■ The task ■
Whenever a line contains "laatste", include it in the count; reply with the number of such lines in the data and nothing else.

━━━━━ Information provided ━━━━━

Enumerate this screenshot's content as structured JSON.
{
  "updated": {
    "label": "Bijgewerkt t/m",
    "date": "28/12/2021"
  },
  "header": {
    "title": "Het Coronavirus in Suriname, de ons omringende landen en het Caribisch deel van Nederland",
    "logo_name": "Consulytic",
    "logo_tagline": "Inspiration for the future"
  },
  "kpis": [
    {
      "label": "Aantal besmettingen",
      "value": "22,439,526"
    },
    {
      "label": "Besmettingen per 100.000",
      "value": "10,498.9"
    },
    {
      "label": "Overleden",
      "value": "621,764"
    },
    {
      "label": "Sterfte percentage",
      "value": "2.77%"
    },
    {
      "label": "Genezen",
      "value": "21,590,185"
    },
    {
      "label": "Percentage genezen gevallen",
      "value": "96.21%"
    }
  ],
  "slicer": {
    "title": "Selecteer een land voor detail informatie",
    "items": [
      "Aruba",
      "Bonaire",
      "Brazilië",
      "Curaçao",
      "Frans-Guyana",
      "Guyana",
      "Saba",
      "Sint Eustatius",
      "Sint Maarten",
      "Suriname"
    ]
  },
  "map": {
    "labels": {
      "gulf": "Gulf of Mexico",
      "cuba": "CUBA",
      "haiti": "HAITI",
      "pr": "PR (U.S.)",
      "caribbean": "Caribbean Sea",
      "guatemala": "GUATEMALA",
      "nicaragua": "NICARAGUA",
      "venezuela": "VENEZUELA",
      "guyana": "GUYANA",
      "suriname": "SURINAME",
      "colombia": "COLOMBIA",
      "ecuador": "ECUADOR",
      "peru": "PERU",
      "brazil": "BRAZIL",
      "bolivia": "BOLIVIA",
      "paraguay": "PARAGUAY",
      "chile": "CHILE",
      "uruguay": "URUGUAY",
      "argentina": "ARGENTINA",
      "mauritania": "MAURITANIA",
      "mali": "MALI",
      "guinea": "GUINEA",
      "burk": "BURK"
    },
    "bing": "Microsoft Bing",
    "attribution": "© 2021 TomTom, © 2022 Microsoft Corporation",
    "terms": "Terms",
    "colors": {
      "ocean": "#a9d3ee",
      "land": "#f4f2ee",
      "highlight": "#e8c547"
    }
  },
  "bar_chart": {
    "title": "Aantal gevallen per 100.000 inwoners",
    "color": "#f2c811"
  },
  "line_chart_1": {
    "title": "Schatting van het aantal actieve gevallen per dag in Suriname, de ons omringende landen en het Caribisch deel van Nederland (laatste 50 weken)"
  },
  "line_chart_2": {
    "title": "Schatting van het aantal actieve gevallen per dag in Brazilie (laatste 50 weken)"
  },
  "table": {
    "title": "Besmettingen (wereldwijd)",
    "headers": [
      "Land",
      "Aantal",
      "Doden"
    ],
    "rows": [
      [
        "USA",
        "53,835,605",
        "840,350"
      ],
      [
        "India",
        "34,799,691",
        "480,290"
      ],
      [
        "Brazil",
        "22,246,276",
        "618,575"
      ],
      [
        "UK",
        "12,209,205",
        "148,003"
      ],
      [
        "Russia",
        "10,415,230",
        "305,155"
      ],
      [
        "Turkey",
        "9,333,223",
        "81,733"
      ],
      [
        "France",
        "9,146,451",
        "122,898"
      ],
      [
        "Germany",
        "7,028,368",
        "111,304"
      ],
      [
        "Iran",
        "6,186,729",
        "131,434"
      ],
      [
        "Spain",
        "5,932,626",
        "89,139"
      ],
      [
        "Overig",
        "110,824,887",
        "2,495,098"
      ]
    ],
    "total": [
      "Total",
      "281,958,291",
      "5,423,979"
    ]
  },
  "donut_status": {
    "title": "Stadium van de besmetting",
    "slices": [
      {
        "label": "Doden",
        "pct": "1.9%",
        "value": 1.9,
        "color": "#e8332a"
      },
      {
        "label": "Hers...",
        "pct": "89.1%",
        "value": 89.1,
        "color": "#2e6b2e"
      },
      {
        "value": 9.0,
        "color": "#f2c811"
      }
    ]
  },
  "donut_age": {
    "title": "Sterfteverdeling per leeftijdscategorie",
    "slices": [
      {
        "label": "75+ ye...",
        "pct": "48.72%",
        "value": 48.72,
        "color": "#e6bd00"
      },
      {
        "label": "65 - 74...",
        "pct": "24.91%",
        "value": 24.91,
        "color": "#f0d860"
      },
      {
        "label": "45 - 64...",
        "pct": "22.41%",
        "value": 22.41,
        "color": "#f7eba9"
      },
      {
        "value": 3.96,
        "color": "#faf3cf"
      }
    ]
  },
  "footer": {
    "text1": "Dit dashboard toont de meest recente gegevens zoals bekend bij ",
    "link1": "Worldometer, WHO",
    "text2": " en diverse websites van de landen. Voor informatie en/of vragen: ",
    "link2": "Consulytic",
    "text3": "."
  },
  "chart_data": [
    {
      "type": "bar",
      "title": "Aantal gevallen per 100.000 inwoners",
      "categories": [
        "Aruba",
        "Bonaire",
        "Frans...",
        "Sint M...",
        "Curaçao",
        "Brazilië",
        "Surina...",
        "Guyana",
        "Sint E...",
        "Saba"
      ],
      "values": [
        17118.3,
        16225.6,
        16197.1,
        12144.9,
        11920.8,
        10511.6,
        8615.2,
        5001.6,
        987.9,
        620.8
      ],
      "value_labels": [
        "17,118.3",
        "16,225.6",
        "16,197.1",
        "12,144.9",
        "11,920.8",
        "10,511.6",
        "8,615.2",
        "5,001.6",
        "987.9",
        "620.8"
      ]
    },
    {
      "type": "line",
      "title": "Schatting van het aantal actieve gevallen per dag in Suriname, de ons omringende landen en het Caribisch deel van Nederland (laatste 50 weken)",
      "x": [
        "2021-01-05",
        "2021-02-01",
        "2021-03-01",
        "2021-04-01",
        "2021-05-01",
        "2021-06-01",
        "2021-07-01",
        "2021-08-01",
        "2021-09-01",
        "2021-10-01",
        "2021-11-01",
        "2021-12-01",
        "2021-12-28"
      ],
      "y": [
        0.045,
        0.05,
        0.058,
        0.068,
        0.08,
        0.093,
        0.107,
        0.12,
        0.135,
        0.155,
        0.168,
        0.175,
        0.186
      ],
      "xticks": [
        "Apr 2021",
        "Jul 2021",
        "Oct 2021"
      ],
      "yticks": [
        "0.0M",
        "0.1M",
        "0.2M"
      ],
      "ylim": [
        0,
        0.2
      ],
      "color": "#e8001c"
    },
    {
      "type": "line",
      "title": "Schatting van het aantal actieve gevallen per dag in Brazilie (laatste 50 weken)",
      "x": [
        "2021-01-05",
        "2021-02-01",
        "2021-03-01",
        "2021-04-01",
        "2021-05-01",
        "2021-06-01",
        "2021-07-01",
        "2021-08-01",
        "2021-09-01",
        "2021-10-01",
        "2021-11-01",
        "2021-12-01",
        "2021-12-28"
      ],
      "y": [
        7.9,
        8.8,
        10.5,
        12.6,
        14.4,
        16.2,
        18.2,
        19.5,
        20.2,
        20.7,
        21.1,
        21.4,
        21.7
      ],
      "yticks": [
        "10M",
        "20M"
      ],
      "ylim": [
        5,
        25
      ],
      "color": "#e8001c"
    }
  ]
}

━━━━━

■ Output of the task ■
4